Exactly reproduce the lines that follow.

PROVIDED MATERIAL:
++++++++++
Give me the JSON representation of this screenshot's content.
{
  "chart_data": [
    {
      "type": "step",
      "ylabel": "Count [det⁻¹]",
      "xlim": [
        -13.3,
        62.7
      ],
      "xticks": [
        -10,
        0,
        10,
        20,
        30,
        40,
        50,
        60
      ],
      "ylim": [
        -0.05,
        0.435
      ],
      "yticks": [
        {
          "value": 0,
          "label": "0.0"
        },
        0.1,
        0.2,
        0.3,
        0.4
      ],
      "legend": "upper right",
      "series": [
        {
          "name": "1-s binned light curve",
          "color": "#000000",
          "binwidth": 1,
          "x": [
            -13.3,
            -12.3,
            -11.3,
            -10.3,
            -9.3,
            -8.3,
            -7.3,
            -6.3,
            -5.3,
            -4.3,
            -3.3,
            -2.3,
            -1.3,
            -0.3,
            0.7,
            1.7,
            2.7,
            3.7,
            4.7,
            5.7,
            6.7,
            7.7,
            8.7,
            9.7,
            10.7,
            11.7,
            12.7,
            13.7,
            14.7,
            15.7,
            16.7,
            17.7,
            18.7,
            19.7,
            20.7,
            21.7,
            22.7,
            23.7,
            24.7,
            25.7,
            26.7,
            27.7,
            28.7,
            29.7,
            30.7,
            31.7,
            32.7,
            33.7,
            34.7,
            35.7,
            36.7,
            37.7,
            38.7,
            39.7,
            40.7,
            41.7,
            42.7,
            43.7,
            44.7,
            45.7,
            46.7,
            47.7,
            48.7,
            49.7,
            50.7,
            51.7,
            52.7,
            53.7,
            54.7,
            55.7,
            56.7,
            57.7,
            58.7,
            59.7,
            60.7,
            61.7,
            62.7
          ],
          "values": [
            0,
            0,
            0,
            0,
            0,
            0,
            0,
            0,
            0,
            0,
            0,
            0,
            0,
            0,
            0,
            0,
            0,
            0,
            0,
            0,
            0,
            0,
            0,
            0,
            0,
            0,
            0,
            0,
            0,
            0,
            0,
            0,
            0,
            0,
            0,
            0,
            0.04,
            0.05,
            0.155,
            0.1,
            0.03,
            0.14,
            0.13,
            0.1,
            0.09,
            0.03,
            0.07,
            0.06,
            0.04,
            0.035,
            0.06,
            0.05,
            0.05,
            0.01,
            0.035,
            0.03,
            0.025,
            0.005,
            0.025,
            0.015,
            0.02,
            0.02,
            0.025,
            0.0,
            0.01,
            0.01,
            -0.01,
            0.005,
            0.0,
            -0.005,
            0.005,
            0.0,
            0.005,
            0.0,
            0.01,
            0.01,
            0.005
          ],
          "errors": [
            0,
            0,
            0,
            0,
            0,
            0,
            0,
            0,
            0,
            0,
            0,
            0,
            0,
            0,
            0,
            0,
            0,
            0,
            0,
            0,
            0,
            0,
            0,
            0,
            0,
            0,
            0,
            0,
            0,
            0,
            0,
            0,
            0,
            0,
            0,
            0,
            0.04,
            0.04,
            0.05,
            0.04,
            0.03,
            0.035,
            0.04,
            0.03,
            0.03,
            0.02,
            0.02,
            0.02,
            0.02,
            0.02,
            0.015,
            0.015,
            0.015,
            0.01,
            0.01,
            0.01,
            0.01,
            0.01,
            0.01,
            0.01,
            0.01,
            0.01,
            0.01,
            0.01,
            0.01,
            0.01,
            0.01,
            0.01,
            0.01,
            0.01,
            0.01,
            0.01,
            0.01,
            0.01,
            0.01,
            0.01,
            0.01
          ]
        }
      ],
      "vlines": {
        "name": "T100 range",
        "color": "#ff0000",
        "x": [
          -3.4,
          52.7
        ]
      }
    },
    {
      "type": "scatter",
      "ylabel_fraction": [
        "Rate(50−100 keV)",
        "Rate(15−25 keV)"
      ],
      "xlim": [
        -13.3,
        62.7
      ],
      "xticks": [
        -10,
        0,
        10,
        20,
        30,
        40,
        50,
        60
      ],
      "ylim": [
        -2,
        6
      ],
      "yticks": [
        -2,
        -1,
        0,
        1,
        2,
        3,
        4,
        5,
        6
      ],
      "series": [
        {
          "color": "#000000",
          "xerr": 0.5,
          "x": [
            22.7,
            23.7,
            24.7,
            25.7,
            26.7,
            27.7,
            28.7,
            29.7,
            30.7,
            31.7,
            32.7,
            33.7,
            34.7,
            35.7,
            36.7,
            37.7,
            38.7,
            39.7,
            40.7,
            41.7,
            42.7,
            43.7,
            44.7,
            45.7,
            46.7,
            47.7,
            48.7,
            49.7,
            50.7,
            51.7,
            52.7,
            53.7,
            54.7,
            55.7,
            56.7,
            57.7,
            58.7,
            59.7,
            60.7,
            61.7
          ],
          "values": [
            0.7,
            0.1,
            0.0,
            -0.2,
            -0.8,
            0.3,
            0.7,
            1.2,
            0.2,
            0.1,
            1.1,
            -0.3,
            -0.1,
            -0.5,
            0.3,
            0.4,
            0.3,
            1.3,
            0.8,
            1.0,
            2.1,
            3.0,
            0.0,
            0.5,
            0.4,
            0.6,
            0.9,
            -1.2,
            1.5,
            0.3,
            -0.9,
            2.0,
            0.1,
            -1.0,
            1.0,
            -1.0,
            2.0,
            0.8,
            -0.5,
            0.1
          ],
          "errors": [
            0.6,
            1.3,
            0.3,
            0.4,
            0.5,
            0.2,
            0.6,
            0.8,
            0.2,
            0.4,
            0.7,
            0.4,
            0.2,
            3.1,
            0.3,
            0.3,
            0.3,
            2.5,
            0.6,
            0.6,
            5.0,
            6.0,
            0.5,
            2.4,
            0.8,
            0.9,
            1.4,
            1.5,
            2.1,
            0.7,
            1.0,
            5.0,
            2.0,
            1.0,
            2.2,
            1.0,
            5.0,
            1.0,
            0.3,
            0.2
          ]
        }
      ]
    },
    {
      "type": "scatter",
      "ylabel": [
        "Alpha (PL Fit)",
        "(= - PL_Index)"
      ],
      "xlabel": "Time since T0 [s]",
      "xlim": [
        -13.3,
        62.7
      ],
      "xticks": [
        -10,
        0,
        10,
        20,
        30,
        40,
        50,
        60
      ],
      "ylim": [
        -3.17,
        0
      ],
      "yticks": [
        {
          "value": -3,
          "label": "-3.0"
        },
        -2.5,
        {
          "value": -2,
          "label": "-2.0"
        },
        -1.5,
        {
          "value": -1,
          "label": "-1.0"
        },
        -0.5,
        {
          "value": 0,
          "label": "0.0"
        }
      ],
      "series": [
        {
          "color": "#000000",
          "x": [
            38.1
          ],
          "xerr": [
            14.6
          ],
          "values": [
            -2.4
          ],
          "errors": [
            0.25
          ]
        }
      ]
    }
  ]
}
++++++++++
ANSWER TO THIS TASK:
Give me the JSON representation of this screenshot's content.
{
  "chart_data": [
    {
      "type": "step",
      "ylabel": "Count [det⁻¹]",
      "xlim": [
        -13.3,
        62.7
      ],
      "xticks": [
        -10,
        0,
        10,
        20,
        30,
        40,
        50,
        60
      ],
      "ylim": [
        -0.05,
        0.435
      ],
      "yticks": [
        {
          "value": 0,
          "label": "0.0"
        },
        0.1,
        0.2,
        0.3,
        0.4
      ],
      "legend": "upper right",
      "series": [
        {
          "name": "1-s binned light curve",
          "color": "#000000",
          "binwidth": 1,
          "x": [
            -13.3,
            -12.3,
            -11.3,
            -10.3,
            -9.3,
            -8.3,
            -7.3,
            -6.3,
            -5.3,
            -4.3,
            -3.3,
            -2.3,
            -1.3,
            -0.3,
            0.7,
            1.7,
            2.7,
            3.7,
            4.7,
            5.7,
            6.7,
            7.7,
            8.7,
            9.7,
            10.7,
            11.7,
            12.7,
            13.7,
            14.7,
            15.7,
            16.7,
            17.7,
            18.7,
            19.7,
            20.7,
            21.7,
            22.7,
            23.7,
            24.7,
            25.7,
            26.7,
            27.7,
            28.7,
            29.7,
            30.7,
            31.7,
            32.7,
            33.7,
            34.7,
            35.7,
            36.7,
            37.7,
            38.7,
            39.7,
            40.7,
            41.7,
            42.7,
            43.7,
            44.7,
            45.7,
            46.7,
            47.7,
            48.7,
            49.7,
            50.7,
            51.7,
            52.7,
            53.7,
            54.7,
            55.7,
            56.7,
            57.7,
            58.7,
            59.7,
            60.7,
            61.7,
            62.7
          ],
          "values": [
            0,
            0,
            0,
            0,
            0,
            0,
            0,
            0,
            0,
            0,
            0,
            0,
            0,
            0,
            0,
            0,
            0,
            0,
            0,
            0,
            0,
            0,
            0,
            0,
            0,
            0,
            0,
            0,
            0,
            0,
            0,
            0,
            0,
            0,
            0,
            0,
            0.04,
            0.05,
            0.155,
            0.1,
            0.03,
            0.14,
            0.13,
            0.1,
            0.09,
            0.03,
            0.07,
            0.06,
            0.04,
            0.035,
            0.06,
            0.05,
            0.05,
            0.01,
            0.035,
            0.03,
            0.025,
            0.005,
            0.025,
            0.015,
            0.02,
            0.02,
            0.025,
            0.0,
            0.01,
            0.01,
            -0.01,
            0.005,
            0.0,
            -0.005,
            0.005,
            0.0,
            0.005,
            0.0,
            0.01,
            0.01,
            0.005
          ],
          "errors": [
            0,
            0,
            0,
            0,
            0,
            0,
            0,
            0,
            0,
            0,
            0,
            0,
            0,
            0,
            0,
            0,
            0,
            0,
            0,
            0,
            0,
            0,
            0,
            0,
            0,
            0,
            0,
            0,
            0,
            0,
            0,
            0,
            0,
            0,
            0,
            0,
            0.04,
            0.04,
            0.05,
            0.04,
            0.03,
            0.035,
            0.04,
            0.03,
            0.03,
            0.02,
            0.02,
            0.02,
            0.02,
            0.02,
            0.015,
            0.015,
            0.015,
            0.01,
            0.01,
            0.01,
            0.01,
            0.01,
            0.01,
            0.01,
            0.01,
            0.01,
            0.01,
            0.01,
            0.01,
            0.01,
            0.01,
            0.01,
            0.01,
            0.01,
            0.01,
            0.01,
            0.01,
            0.01,
            0.01,
            0.01,
            0.01
          ]
        }
      ],
      "vlines": {
        "name": "T100 range",
        "color": "#ff0000",
        "x": [
          -3.4,
          52.7
        ]
      }
    },
    {
      "type": "scatter",
      "ylabel_fraction": [
        "Rate(50−100 keV)",
        "Rate(15−25 keV)"
      ],
      "xlim": [
        -13.3,
        62.7
      ],
      "xticks": [
        -10,
        0,
        10,
        20,
        30,
        40,
        50,
        60
      ],
      "ylim": [
        -2,
        6
      ],
      "yticks": [
        -2,
        -1,
        0,
        1,
        2,
        3,
        4,
        5,
        6
      ],
      "series": [
        {
          "color": "#000000",
          "xerr": 0.5,
          "x": [
            22.7,
            23.7,
            24.7,
            25.7,
            26.7,
            27.7,
            28.7,
            29.7,
            30.7,
            31.7,
            32.7,
            33.7,
            34.7,
            35.7,
            36.7,
            37.7,
            38.7,
            39.7,
            40.7,
            41.7,
            42.7,
            43.7,
            44.7,
            45.7,
            46.7,
            47.7,
            48.7,
            49.7,
            50.7,
            51.7,
            52.7,
            53.7,
            54.7,
            55.7,
            56.7,
            57.7,
            58.7,
            59.7,
            60.7,
            61.7
          ],
          "values": [
            0.7,
            0.1,
            0.0,
            -0.2,
            -0.8,
            0.3,
            0.7,
            1.2,
            0.2,
            0.1,
            1.1,
            -0.3,
            -0.1,
            -0.5,
            0.3,
            0.4,
            0.3,
            1.3,
            0.8,
            1.0,
            2.1,
            3.0,
            0.0,
            0.5,
            0.4,
            0.6,
            0.9,
            -1.2,
            1.5,
            0.3,
            -0.9,
            2.0,
            0.1,
            -1.0,
            1.0,
            -1.0,
            2.0,
            0.8,
            -0.5,
            0.1
          ],
          "errors": [
            0.6,
            1.3,
            0.3,
            0.4,
            0.5,
            0.2,
            0.6,
            0.8,
            0.2,
            0.4,
            0.7,
            0.4,
            0.2,
            3.1,
            0.3,
            0.3,
            0.3,
            2.5,
            0.6,
            0.6,
            5.0,
            6.0,
            0.5,
            2.4,
            0.8,
            0.9,
            1.4,
            1.5,
            2.1,
            0.7,
            1.0,
            5.0,
            2.0,
            1.0,
            2.2,
            1.0,
            5.0,
            1.0,
            0.3,
            0.2
          ]
        }
      ]
    },
    {
      "type": "scatter",
      "ylabel": [
        "Alpha (PL Fit)",
        "(= - PL_Index)"
      ],
      "xlabel": "Time since T0 [s]",
      "xlim": [
        -13.3,
        62.7
      ],
      "xticks": [
        -10,
        0,
        10,
        20,
        30,
        40,
        50,
        60
      ],
      "ylim": [
        -3.17,
        0
      ],
      "yticks": [
        {
          "value": -3,
          "label": "-3.0"
        },
        -2.5,
        {
          "value": -2,
          "label": "-2.0"
        },
        -1.5,
        {
          "value": -1,
          "label": "-1.0"
        },
        -0.5,
        {
          "value": 0,
          "label": "0.0"
        }
      ],
      "series": [
        {
          "color": "#000000",
          "x": [
            38.1
          ],
          "xerr": [
            14.6
          ],
          "values": [
            -2.4
          ],
          "errors": [
            0.25
          ]
        }
      ]
    }
  ]
}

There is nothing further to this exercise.